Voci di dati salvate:
========================================
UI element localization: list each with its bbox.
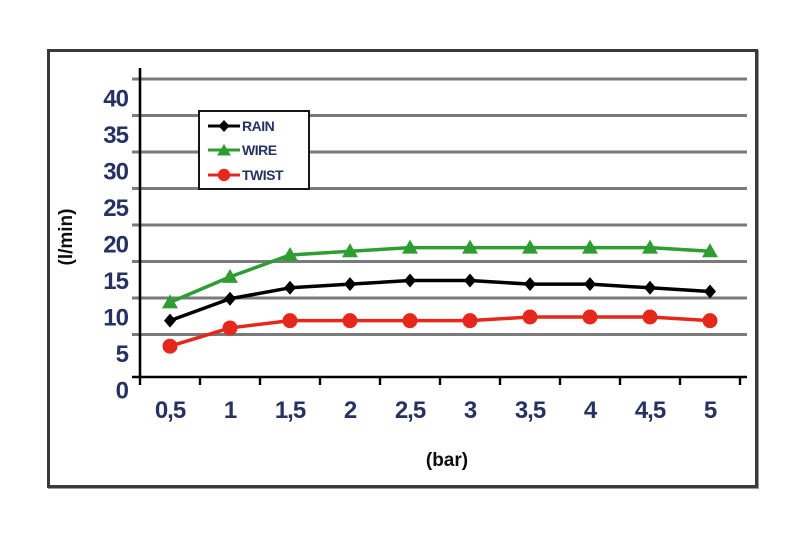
x-tick-label-3,5: 3,5: [515, 397, 546, 424]
series-twist-marker: [342, 313, 358, 329]
series-twist-marker: [282, 313, 298, 329]
twist-circle-marker-icon: [208, 168, 240, 181]
x-tick-label-1,5: 1,5: [275, 397, 306, 424]
x-tick-label-1: 1: [224, 397, 237, 424]
series-wire-marker: [282, 246, 298, 261]
x-tick-label-2: 2: [344, 397, 357, 424]
legend: RAIN WIRE TWIST: [198, 110, 310, 190]
y-tick-label-40: 40: [103, 86, 128, 113]
series-wire-marker: [462, 239, 478, 254]
series-rain-line: [169, 278, 711, 323]
series-twist-line: [169, 315, 711, 348]
y-tick-label-25: 25: [103, 195, 128, 222]
series-rain-marker: [524, 277, 536, 292]
series-twist-marker: [222, 320, 238, 336]
series-wire-marker: [162, 294, 178, 309]
series-layer: [162, 239, 718, 354]
y-tick-label-5: 5: [116, 341, 129, 368]
series-rain-marker: [284, 280, 296, 295]
series-rain-marker: [584, 277, 596, 292]
rain-diamond-marker-icon: [208, 119, 240, 132]
series-rain-marker: [344, 277, 356, 292]
x-tick-label-4: 4: [584, 397, 598, 424]
series-wire-marker: [522, 239, 538, 254]
legend-label-wire: WIRE: [242, 142, 277, 158]
series-wire-marker: [702, 243, 718, 258]
series-twist-marker: [642, 309, 658, 325]
series-twist-marker: [522, 309, 538, 325]
legend-item-twist: TWIST: [207, 164, 308, 186]
series-wire-marker: [342, 243, 358, 258]
x-tick-label-0,5: 0,5: [155, 397, 186, 424]
legend-item-wire: WIRE: [207, 139, 308, 161]
x-axis-title: (bar): [426, 450, 468, 471]
y-tick-label-30: 30: [103, 159, 128, 186]
y-axis-title: (l/min): [56, 209, 77, 266]
legend-label-twist: TWIST: [242, 166, 284, 183]
x-tick-label-2,5: 2,5: [395, 397, 426, 424]
chart-frame: [47, 49, 758, 488]
y-tick-label-15: 15: [103, 268, 128, 295]
legend-item-rain: RAIN: [207, 115, 308, 137]
series-twist-marker: [582, 309, 598, 325]
series-wire-line: [169, 245, 711, 305]
series-rain-marker: [224, 291, 236, 306]
x-tick-label-4,5: 4,5: [635, 397, 666, 424]
tick-label-layer: 0 5 10 15 20 25 30 35 40 0,5 1 1,5 2 2,5 3 3,5 4 4,5 5: [103, 86, 718, 425]
series-wire-marker: [402, 239, 418, 254]
series-rain-marker: [164, 313, 176, 328]
y-tick-label-0: 0: [116, 378, 129, 405]
wire-triangle-marker-icon: [208, 144, 240, 156]
series-twist-marker: [702, 313, 718, 329]
series-rain-marker: [464, 273, 476, 288]
series-rain-marker: [644, 280, 656, 295]
series-twist-marker: [162, 338, 178, 354]
series-rain-marker: [704, 284, 716, 299]
legend-label-rain: RAIN: [242, 117, 275, 134]
x-tick-label-3: 3: [464, 397, 477, 424]
series-rain-marker: [404, 273, 416, 288]
series-wire-marker: [642, 239, 658, 254]
series-twist-marker: [402, 313, 418, 329]
series-twist-marker: [462, 313, 478, 329]
axis-layer: [132, 68, 747, 385]
y-tick-label-10: 10: [103, 305, 128, 332]
x-tick-label-5: 5: [704, 397, 717, 424]
y-tick-label-20: 20: [103, 232, 128, 259]
series-wire-marker: [582, 239, 598, 254]
series-wire-marker: [222, 268, 238, 283]
y-tick-label-35: 35: [103, 122, 128, 149]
========================================
IL TUO COMPITO:
Riscrivi tutte le righe qui sopra come lista JSON di stringhe, una stringa per ogni riga, saltando le righe vuote. Lascia fuori le immagini.

RISPOSTA SCRITTA:
[
  "UI element localization: list each with its bbox.",
  "x-tick-label-3,5: 3,5: [515, 397, 546, 424]",
  "series-twist-marker: [342, 313, 358, 329]",
  "series-twist-marker: [282, 313, 298, 329]",
  "twist-circle-marker-icon: [208, 168, 240, 181]",
  "x-tick-label-1,5: 1,5: [275, 397, 306, 424]",
  "x-tick-label-1: 1: [224, 397, 237, 424]",
  "series-wire-marker: [282, 246, 298, 261]",
  "x-tick-label-2: 2: [344, 397, 357, 424]",
  "legend: RAIN WIRE TWIST: [198, 110, 310, 190]",
  "y-tick-label-40: 40: [103, 86, 128, 113]",
  "series-wire-marker: [462, 239, 478, 254]",
  "series-rain-line: [169, 278, 711, 323]",
  "series-twist-line: [169, 315, 711, 348]",
  "y-tick-label-25: 25: [103, 195, 128, 222]",
  "series-rain-marker: [524, 277, 536, 292]",
  "series-twist-marker: [222, 320, 238, 336]",
  "series-wire-marker: [162, 294, 178, 309]",
  "series-layer: [162, 239, 718, 354]",
  "y-tick-label-5: 5: [116, 341, 129, 368]",
  "series-rain-marker: [284, 280, 296, 295]",
  "series-rain-marker: [584, 277, 596, 292]",
  "rain-diamond-marker-icon: [208, 119, 240, 132]",
  "series-rain-marker: [344, 277, 356, 292]",
  "x-tick-label-4: 4: [584, 397, 598, 424]",
  "series-wire-marker: [522, 239, 538, 254]",
  "legend-label-wire: WIRE: [242, 142, 277, 158]",
  "series-wire-marker: [702, 243, 718, 258]",
  "series-twist-marker: [642, 309, 658, 325]",
  "series-twist-marker: [522, 309, 538, 325]",
  "legend-item-twist: TWIST: [207, 164, 308, 186]",
  "series-wire-marker: [342, 243, 358, 258]",
  "x-tick-label-0,5: 0,5: [155, 397, 186, 424]",
  "legend-item-wire: WIRE: [207, 139, 308, 161]",
  "x-axis-title: (bar): [426, 450, 468, 471]",
  "y-tick-label-30: 30: [103, 159, 128, 186]",
  "y-axis-title: (l/min): [56, 209, 77, 266]",
  "legend-label-twist: TWIST: [242, 166, 284, 183]",
  "x-tick-label-2,5: 2,5: [395, 397, 426, 424]",
  "chart-frame: [47, 49, 758, 488]",
  "y-tick-label-15: 15: [103, 268, 128, 295]",
  "legend-item-rain: RAIN: [207, 115, 308, 137]",
  "series-twist-marker: [582, 309, 598, 325]",
  "series-wire-line: [169, 245, 711, 305]",
  "series-rain-marker: [224, 291, 236, 306]",
  "x-tick-label-4,5: 4,5: [635, 397, 666, 424]",
  "tick-label-layer: 0 5 10 15 20 25 30 35 40 0,5 1 1,5 2 2,5 3 3,5 4 4,5 5: [103, 86, 718, 425]",
  "series-wire-marker: [402, 239, 418, 254]",
  "series-rain-marker: [164, 313, 176, 328]",
  "y-tick-label-0: 0: [116, 378, 129, 405]",
  "wire-triangle-marker-icon: [208, 144, 240, 156]",
  "series-twist-marker: [702, 313, 718, 329]",
  "series-rain-marker: [464, 273, 476, 288]",
  "series-rain-marker: [644, 280, 656, 295]",
  "series-twist-marker: [162, 338, 178, 354]",
  "series-rain-marker: [704, 284, 716, 299]",
  "legend-label-rain: RAIN: [242, 117, 275, 134]",
  "x-tick-label-3: 3: [464, 397, 477, 424]",
  "series-rain-marker: [404, 273, 416, 288]",
  "series-wire-marker: [642, 239, 658, 254]",
  "series-twist-marker: [402, 313, 418, 329]",
  "series-twist-marker: [462, 313, 478, 329]",
  "axis-layer: [132, 68, 747, 385]",
  "y-tick-label-10: 10: [103, 305, 128, 332]",
  "x-tick-label-5: 5: [704, 397, 717, 424]",
  "y-tick-label-20: 20: [103, 232, 128, 259]",
  "series-wire-marker: [582, 239, 598, 254]",
  "series-wire-marker: [222, 268, 238, 283]",
  "y-tick-label-35: 35: [103, 122, 128, 149]"
]